§ Opdracht a:
Welke standen van de ruitenwisser/sproeierschakelaar noemt het artikel over de bedieningsorganen van de Chevrolet Spark? Geef bij elke stand de betekenis.

- - - - -

Chevrolet Spark: Bedieningsorganen
Stuurwielverstelling

Hendel omlaagbewegen, stuurwiel instellen, hendel omhoogbewegen en vergrendelen.
Stuurwiel uitsluitend bij stilstaande auto en ontgrendeld stuurslot verstellen.
| Voorzichtig Wanneer een harde klap wordt gegeven op de stuurkolom terwijl het stuurwiel versteld wordt, of wanneer de hendel geblokkeerd is, kan dit schade veroorzaken aan onderdelen van het stuurwiel. |
Stuurbedieningsknoppen

U kunt het Infotainment-systeem bedienen met de knoppen op het stuur.
Claxon

indrukken.
Wis-/wasinstallatie voorruit
Voorruitwissers

Zet het contact in de stand ON en beweeg de ruitenwisser/sproeierschakelaar omhoog om de ruitenwissers in te schakelen.
OFF = Systeem uit.
INT = Intervalstand.
LO = Continu wissen met
lage snelheid.
HI = Continu wissen, hoge snelheid.

- - - - -

§ Opdracht b:
Kun je de records van het begin tot en met de regel met "hypothesis-paragraph: Гипотеза исследования: люди" opnieuw geven, met "list-item" overal vervangen door "entry" en verder niets gewijzigd?

- - - - -

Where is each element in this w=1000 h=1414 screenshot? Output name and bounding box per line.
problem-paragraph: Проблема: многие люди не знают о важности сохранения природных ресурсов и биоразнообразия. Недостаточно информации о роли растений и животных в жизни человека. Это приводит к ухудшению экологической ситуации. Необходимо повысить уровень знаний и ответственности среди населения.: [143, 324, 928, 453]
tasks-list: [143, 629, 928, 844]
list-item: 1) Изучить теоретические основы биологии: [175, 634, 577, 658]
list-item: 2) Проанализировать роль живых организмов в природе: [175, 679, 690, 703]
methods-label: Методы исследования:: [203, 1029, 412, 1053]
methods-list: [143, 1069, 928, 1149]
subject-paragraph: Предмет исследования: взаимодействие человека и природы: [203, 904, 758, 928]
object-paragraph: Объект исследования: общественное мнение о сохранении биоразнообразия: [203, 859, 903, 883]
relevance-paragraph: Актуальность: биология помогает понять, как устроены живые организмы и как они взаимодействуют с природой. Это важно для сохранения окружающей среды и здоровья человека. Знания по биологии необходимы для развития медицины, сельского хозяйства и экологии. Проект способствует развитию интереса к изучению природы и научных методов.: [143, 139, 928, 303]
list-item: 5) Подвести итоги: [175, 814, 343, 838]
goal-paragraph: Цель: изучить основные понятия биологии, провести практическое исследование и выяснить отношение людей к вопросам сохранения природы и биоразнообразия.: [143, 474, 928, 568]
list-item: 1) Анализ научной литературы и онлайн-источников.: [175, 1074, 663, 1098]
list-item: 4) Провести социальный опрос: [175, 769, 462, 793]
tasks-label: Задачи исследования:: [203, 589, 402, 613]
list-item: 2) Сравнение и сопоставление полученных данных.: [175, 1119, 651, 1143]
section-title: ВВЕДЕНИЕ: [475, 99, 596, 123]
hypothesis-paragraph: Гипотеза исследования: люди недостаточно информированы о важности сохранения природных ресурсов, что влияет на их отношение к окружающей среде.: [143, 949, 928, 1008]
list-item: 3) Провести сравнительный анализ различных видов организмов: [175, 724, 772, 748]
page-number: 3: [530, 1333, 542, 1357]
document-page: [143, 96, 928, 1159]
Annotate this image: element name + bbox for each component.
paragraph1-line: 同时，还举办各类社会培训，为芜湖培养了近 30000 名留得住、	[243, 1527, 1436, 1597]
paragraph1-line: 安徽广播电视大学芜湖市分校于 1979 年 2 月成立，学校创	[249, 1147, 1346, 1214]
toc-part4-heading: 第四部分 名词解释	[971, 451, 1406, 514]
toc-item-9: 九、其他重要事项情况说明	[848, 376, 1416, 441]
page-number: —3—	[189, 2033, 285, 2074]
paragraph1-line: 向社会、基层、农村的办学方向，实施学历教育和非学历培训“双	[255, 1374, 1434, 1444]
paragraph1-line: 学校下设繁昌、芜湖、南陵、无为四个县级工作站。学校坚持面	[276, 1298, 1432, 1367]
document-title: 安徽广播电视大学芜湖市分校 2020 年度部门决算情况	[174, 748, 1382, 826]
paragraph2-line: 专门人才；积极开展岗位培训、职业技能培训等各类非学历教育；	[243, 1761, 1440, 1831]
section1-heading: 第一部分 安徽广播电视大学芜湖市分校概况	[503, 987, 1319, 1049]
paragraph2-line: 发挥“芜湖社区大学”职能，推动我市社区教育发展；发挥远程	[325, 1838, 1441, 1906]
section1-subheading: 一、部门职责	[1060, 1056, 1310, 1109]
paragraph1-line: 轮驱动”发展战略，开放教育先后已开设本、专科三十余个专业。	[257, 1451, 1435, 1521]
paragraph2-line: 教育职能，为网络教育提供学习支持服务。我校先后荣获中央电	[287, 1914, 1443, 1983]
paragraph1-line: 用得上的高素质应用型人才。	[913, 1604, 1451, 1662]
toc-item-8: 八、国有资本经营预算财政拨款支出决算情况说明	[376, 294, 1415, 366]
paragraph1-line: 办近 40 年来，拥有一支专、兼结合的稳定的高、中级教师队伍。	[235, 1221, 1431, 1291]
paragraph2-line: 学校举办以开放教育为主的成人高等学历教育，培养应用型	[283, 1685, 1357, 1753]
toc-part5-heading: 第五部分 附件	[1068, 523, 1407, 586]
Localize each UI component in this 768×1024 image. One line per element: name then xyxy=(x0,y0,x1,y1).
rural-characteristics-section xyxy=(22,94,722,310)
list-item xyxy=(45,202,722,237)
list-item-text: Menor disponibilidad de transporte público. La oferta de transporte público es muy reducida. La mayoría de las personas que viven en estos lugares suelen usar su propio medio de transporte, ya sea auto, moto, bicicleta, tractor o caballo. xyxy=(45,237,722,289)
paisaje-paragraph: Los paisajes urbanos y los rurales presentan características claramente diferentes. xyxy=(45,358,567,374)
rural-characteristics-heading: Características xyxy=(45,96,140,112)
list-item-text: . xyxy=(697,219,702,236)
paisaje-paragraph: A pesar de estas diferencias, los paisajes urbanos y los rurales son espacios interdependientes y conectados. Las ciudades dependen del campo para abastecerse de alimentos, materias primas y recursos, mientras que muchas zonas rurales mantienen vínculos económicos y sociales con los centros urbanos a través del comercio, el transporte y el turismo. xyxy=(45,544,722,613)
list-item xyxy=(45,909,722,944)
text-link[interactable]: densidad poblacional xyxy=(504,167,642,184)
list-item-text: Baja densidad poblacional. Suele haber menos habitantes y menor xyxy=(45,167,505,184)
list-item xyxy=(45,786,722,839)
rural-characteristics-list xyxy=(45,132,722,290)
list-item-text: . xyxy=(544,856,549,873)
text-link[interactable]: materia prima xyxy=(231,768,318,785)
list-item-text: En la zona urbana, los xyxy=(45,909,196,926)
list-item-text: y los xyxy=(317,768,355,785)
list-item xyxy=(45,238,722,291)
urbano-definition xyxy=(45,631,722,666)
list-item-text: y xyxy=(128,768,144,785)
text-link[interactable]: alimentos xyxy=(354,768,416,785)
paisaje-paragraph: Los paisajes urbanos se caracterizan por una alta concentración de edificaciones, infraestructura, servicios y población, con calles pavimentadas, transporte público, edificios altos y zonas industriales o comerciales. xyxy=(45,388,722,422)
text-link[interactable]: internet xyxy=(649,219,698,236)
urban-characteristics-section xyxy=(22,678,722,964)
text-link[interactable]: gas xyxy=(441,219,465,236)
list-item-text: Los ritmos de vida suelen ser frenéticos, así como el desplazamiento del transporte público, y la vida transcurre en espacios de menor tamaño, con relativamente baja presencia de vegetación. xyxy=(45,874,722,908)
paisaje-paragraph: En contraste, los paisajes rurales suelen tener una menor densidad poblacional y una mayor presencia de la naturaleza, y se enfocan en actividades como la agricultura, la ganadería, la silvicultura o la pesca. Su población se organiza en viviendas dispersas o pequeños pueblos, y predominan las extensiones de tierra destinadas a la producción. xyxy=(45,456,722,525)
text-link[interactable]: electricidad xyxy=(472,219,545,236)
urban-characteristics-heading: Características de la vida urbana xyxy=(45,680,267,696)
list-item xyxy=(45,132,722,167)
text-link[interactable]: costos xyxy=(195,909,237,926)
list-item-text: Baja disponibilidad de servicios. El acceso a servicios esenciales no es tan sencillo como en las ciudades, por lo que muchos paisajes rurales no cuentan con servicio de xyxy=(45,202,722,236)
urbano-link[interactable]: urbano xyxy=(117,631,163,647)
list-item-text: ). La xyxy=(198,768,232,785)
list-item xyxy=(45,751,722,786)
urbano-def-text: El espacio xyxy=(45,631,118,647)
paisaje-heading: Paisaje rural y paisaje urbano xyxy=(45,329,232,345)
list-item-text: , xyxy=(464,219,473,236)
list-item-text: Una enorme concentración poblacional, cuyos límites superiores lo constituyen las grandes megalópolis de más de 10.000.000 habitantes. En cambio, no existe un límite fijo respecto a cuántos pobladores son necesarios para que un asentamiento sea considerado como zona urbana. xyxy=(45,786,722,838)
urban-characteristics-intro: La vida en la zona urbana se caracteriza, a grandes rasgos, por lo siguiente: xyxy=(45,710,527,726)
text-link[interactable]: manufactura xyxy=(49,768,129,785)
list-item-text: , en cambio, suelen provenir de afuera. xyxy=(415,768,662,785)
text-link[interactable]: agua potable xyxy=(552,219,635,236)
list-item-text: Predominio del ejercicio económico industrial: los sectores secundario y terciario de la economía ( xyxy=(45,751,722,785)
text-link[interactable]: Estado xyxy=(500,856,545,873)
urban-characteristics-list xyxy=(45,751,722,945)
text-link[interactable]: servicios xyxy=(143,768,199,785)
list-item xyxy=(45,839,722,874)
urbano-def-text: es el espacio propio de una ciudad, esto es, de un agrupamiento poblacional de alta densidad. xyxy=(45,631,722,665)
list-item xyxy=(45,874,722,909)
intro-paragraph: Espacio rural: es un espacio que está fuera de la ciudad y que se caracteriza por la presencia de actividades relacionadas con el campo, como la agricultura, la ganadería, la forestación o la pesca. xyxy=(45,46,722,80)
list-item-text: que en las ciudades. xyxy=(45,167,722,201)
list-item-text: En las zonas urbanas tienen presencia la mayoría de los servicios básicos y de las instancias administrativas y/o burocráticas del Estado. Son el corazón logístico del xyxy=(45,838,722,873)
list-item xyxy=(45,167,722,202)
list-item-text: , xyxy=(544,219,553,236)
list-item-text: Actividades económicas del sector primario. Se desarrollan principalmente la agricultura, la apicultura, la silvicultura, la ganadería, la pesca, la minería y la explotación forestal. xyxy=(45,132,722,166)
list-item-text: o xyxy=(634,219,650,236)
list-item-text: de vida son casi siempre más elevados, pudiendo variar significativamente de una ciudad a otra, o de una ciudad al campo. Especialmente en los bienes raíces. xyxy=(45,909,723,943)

- - - - -

§ Volledig antwoord a:
OFF: systeem uit
INT: intervalstand
LO: continu wissen met lage snelheid
HI: continu wissen, hoge snelheid

§ Volledig antwoord b:
Where is each element in this w=1000 h=1414 screenshot? Output name and bounding box per line.
problem-paragraph: Проблема: многие люди не знают о важности сохранения природных ресурсов и биоразнообразия. Недостаточно информации о роли растений и животных в жизни человека. Это приводит к ухудшению экологической ситуации. Необходимо повысить уровень знаний и ответственности среди населения.: [143, 324, 928, 453]
tasks-list: [143, 629, 928, 844]
entry: 1) Изучить теоретические основы биологии: [175, 634, 577, 658]
entry: 2) Проанализировать роль живых организмов в природе: [175, 679, 690, 703]
methods-label: Методы исследования:: [203, 1029, 412, 1053]
methods-list: [143, 1069, 928, 1149]
subject-paragraph: Предмет исследования: взаимодействие человека и природы: [203, 904, 758, 928]
object-paragraph: Объект исследования: общественное мнение о сохранении биоразнообразия: [203, 859, 903, 883]
relevance-paragraph: Актуальность: биология помогает понять, как устроены живые организмы и как они взаимодействуют с природой. Это важно для сохранения окружающей среды и здоровья человека. Знания по биологии необходимы для развития медицины, сельского хозяйства и экологии. Проект способствует развитию интереса к изучению природы и научных методов.: [143, 139, 928, 303]
entry: 5) Подвести итоги: [175, 814, 343, 838]
goal-paragraph: Цель: изучить основные понятия биологии, провести практическое исследование и выяснить отношение людей к вопросам сохранения природы и биоразнообразия.: [143, 474, 928, 568]
entry: 1) Анализ научной литературы и онлайн-источников.: [175, 1074, 663, 1098]
entry: 4) Провести социальный опрос: [175, 769, 462, 793]
tasks-label: Задачи исследования:: [203, 589, 402, 613]
entry: 2) Сравнение и сопоставление полученных данных.: [175, 1119, 651, 1143]
section-title: ВВЕДЕНИЕ: [475, 99, 596, 123]
hypothesis-paragraph: Гипотеза исследования: люди недостаточно информированы о важности сохранения природных ресурсов, что влияет на их отношение к окружающей среде.: [143, 949, 928, 1008]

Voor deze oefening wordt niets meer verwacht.